* _Goal_
Retype the listing that follows, word for word.

* _Data lines_

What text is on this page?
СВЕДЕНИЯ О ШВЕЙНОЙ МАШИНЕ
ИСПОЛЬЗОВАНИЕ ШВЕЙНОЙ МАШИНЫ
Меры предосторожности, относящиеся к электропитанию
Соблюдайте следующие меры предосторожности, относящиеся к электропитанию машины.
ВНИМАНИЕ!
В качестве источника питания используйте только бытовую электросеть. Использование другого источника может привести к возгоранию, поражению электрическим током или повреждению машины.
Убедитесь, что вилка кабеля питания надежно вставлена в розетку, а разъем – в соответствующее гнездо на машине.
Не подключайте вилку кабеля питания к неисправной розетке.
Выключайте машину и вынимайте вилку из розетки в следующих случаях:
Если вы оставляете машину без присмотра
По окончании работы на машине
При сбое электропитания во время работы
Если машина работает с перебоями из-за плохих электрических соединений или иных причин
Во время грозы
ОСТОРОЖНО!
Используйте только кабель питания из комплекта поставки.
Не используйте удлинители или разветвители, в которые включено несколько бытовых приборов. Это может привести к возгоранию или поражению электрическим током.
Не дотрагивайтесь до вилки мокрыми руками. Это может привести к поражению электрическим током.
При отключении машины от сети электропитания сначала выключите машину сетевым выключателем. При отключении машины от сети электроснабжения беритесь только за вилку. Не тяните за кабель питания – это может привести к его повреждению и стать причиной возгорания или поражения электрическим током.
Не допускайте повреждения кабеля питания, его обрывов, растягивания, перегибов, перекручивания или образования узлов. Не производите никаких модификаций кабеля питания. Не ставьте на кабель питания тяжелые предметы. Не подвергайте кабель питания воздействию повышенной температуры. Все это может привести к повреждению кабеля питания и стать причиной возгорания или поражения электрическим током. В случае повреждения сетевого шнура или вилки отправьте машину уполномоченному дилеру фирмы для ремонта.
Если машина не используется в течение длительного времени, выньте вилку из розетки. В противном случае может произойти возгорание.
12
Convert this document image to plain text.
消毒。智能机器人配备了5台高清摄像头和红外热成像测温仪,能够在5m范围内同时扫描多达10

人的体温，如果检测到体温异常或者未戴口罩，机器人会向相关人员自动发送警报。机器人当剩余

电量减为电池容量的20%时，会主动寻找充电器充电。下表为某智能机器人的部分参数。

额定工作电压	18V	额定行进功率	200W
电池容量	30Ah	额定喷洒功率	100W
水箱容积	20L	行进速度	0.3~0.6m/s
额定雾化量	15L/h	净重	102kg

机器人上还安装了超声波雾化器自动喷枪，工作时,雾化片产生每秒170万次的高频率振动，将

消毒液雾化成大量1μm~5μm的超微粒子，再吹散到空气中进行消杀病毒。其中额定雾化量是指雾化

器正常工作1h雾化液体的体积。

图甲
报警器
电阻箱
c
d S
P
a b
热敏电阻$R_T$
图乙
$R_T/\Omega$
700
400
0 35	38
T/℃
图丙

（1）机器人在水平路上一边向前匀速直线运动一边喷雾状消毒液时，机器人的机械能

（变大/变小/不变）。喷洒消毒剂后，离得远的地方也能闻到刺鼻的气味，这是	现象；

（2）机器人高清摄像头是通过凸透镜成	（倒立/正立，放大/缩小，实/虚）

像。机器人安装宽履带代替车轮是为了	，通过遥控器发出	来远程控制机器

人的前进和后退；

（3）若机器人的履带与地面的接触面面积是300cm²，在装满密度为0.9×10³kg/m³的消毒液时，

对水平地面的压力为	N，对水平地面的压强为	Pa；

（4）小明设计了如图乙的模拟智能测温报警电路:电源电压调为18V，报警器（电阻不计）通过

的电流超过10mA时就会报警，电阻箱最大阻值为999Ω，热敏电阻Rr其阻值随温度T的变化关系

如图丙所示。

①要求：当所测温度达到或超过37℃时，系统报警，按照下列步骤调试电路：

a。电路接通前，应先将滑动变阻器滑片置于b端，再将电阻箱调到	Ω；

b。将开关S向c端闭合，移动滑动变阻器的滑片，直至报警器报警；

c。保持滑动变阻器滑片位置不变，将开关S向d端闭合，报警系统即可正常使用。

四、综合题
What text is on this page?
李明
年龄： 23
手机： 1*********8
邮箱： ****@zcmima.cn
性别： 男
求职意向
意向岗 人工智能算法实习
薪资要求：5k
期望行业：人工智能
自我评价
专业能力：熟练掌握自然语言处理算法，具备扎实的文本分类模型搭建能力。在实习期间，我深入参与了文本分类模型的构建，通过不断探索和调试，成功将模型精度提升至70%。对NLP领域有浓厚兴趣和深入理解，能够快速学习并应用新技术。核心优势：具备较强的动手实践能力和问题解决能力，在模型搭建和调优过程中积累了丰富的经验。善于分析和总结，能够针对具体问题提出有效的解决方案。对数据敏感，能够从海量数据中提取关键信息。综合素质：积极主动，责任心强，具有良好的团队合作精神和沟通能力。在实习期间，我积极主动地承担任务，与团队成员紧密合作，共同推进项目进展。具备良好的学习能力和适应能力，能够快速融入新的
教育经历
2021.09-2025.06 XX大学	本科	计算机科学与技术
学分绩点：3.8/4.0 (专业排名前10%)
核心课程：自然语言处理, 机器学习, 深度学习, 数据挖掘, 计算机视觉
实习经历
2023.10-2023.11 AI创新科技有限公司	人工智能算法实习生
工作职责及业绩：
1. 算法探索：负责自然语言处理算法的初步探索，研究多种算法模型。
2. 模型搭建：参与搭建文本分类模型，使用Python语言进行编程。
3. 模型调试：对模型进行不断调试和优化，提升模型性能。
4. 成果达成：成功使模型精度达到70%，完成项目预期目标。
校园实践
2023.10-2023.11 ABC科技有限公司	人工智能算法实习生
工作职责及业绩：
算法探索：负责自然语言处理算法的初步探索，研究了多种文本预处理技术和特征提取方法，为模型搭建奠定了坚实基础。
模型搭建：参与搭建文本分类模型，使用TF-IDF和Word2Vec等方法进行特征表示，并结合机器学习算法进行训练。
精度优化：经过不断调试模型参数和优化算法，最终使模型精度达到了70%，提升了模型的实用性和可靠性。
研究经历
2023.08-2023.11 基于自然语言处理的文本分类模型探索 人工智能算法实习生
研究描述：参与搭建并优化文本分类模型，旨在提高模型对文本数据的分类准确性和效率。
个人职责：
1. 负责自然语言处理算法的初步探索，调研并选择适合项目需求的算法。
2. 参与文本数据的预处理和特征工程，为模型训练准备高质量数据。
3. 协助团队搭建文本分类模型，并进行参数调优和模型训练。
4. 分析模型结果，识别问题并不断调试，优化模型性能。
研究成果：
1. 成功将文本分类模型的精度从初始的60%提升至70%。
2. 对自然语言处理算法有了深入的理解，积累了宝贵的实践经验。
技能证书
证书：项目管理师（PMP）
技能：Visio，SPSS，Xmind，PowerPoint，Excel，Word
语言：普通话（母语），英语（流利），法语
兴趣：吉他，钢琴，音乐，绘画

* _The solution_
What text is on this page?
СВЕДЕНИЯ О ШВЕЙНОЙ МАШИНЕ
ИСПОЛЬЗОВАНИЕ ШВЕЙНОЙ МАШИНЫ
Меры предосторожности, относящиеся к электропитанию
Соблюдайте следующие меры предосторожности, относящиеся к электропитанию машины.
ВНИМАНИЕ!
В качестве источника питания используйте только бытовую электросеть. Использование другого источника может привести к возгоранию, поражению электрическим током или повреждению машины.
Убедитесь, что вилка кабеля питания надежно вставлена в розетку, а разъем – в соответствующее гнездо на машине.
Не подключайте вилку кабеля питания к неисправной розетке.
Выключайте машину и вынимайте вилку из розетки в следующих случаях:
Если вы оставляете машину без присмотра
По окончании работы на машине
При сбое электропитания во время работы
Если машина работает с перебоями из-за плохих электрических соединений или иных причин
Во время грозы
ОСТОРОЖНО!
Используйте только кабель питания из комплекта поставки.
Не используйте удлинители или разветвители, в которые включено несколько бытовых приборов. Это может привести к возгоранию или поражению электрическим током.
Не дотрагивайтесь до вилки мокрыми руками. Это может привести к поражению электрическим током.
При отключении машины от сети электропитания сначала выключите машину сетевым выключателем. При отключении машины от сети электроснабжения беритесь только за вилку. Не тяните за кабель питания – это может привести к его повреждению и стать причиной возгорания или поражения электрическим током.
Не допускайте повреждения кабеля питания, его обрывов, растягивания, перегибов, перекручивания или образования узлов. Не производите никаких модификаций кабеля питания. Не ставьте на кабель питания тяжелые предметы. Не подвергайте кабель питания воздействию повышенной температуры. Все это может привести к повреждению кабеля питания и стать причиной возгорания или поражения электрическим током. В случае повреждения сетевого шнура или вилки отправьте машину уполномоченному дилеру фирмы для ремонта.
Если машина не используется в течение длительного времени, выньте вилку из розетки. В противном случае может произойти возгорание.
12
Convert this document image to plain text.
消毒。智能机器人配备了5台高清摄像头和红外热成像测温仪,能够在5m范围内同时扫描多达10

人的体温，如果检测到体温异常或者未戴口罩，机器人会向相关人员自动发送警报。机器人当剩余

电量减为电池容量的20%时，会主动寻找充电器充电。下表为某智能机器人的部分参数。

额定工作电压	18V	额定行进功率	200W
电池容量	30Ah	额定喷洒功率	100W
水箱容积	20L	行进速度	0.3~0.6m/s
额定雾化量	15L/h	净重	102kg

机器人上还安装了超声波雾化器自动喷枪，工作时,雾化片产生每秒170万次的高频率振动，将

消毒液雾化成大量1μm~5μm的超微粒子，再吹散到空气中进行消杀病毒。其中额定雾化量是指雾化

器正常工作1h雾化液体的体积。

图甲
报警器
电阻箱
c
d S
P
a b
热敏电阻$R_T$
图乙
$R_T/\Omega$
700
400
0 35	38
T/℃
图丙

（1）机器人在水平路上一边向前匀速直线运动一边喷雾状消毒液时，机器人的机械能

（变大/变小/不变）。喷洒消毒剂后，离得远的地方也能闻到刺鼻的气味，这是	现象；

（2）机器人高清摄像头是通过凸透镜成	（倒立/正立，放大/缩小，实/虚）

像。机器人安装宽履带代替车轮是为了	，通过遥控器发出	来远程控制机器

人的前进和后退；

（3）若机器人的履带与地面的接触面面积是300cm²，在装满密度为0.9×10³kg/m³的消毒液时，

对水平地面的压力为	N，对水平地面的压强为	Pa；

（4）小明设计了如图乙的模拟智能测温报警电路:电源电压调为18V，报警器（电阻不计）通过

的电流超过10mA时就会报警，电阻箱最大阻值为999Ω，热敏电阻Rr其阻值随温度T的变化关系

如图丙所示。

①要求：当所测温度达到或超过37℃时，系统报警，按照下列步骤调试电路：

a。电路接通前，应先将滑动变阻器滑片置于b端，再将电阻箱调到	Ω；

b。将开关S向c端闭合，移动滑动变阻器的滑片，直至报警器报警；

c。保持滑动变阻器滑片位置不变，将开关S向d端闭合，报警系统即可正常使用。

四、综合题
What text is on this page?
李明
年龄： 23
手机： 1*********8
邮箱： ****@zcmima.cn
性别： 男
求职意向
意向岗 人工智能算法实习
薪资要求：5k
期望行业：人工智能
自我评价
专业能力：熟练掌握自然语言处理算法，具备扎实的文本分类模型搭建能力。在实习期间，我深入参与了文本分类模型的构建，通过不断探索和调试，成功将模型精度提升至70%。对NLP领域有浓厚兴趣和深入理解，能够快速学习并应用新技术。核心优势：具备较强的动手实践能力和问题解决能力，在模型搭建和调优过程中积累了丰富的经验。善于分析和总结，能够针对具体问题提出有效的解决方案。对数据敏感，能够从海量数据中提取关键信息。综合素质：积极主动，责任心强，具有良好的团队合作精神和沟通能力。在实习期间，我积极主动地承担任务，与团队成员紧密合作，共同推进项目进展。具备良好的学习能力和适应能力，能够快速融入新的
教育经历
2021.09-2025.06 XX大学	本科	计算机科学与技术
学分绩点：3.8/4.0 (专业排名前10%)
核心课程：自然语言处理, 机器学习, 深度学习, 数据挖掘, 计算机视觉
实习经历
2023.10-2023.11 AI创新科技有限公司	人工智能算法实习生
工作职责及业绩：
1. 算法探索：负责自然语言处理算法的初步探索，研究多种算法模型。
2. 模型搭建：参与搭建文本分类模型，使用Python语言进行编程。
3. 模型调试：对模型进行不断调试和优化，提升模型性能。
4. 成果达成：成功使模型精度达到70%，完成项目预期目标。
校园实践
2023.10-2023.11 ABC科技有限公司	人工智能算法实习生
工作职责及业绩：
算法探索：负责自然语言处理算法的初步探索，研究了多种文本预处理技术和特征提取方法，为模型搭建奠定了坚实基础。
模型搭建：参与搭建文本分类模型，使用TF-IDF和Word2Vec等方法进行特征表示，并结合机器学习算法进行训练。
精度优化：经过不断调试模型参数和优化算法，最终使模型精度达到了70%，提升了模型的实用性和可靠性。
研究经历
2023.08-2023.11 基于自然语言处理的文本分类模型探索 人工智能算法实习生
研究描述：参与搭建并优化文本分类模型，旨在提高模型对文本数据的分类准确性和效率。
个人职责：
1. 负责自然语言处理算法的初步探索，调研并选择适合项目需求的算法。
2. 参与文本数据的预处理和特征工程，为模型训练准备高质量数据。
3. 协助团队搭建文本分类模型，并进行参数调优和模型训练。
4. 分析模型结果，识别问题并不断调试，优化模型性能。
研究成果：
1. 成功将文本分类模型的精度从初始的60%提升至70%。
2. 对自然语言处理算法有了深入的理解，积累了宝贵的实践经验。
技能证书
证书：项目管理师（PMP）
技能：Visio，SPSS，Xmind，PowerPoint，Excel，Word
语言：普通话（母语），英语（流利），法语
兴趣：吉他，钢琴，音乐，绘画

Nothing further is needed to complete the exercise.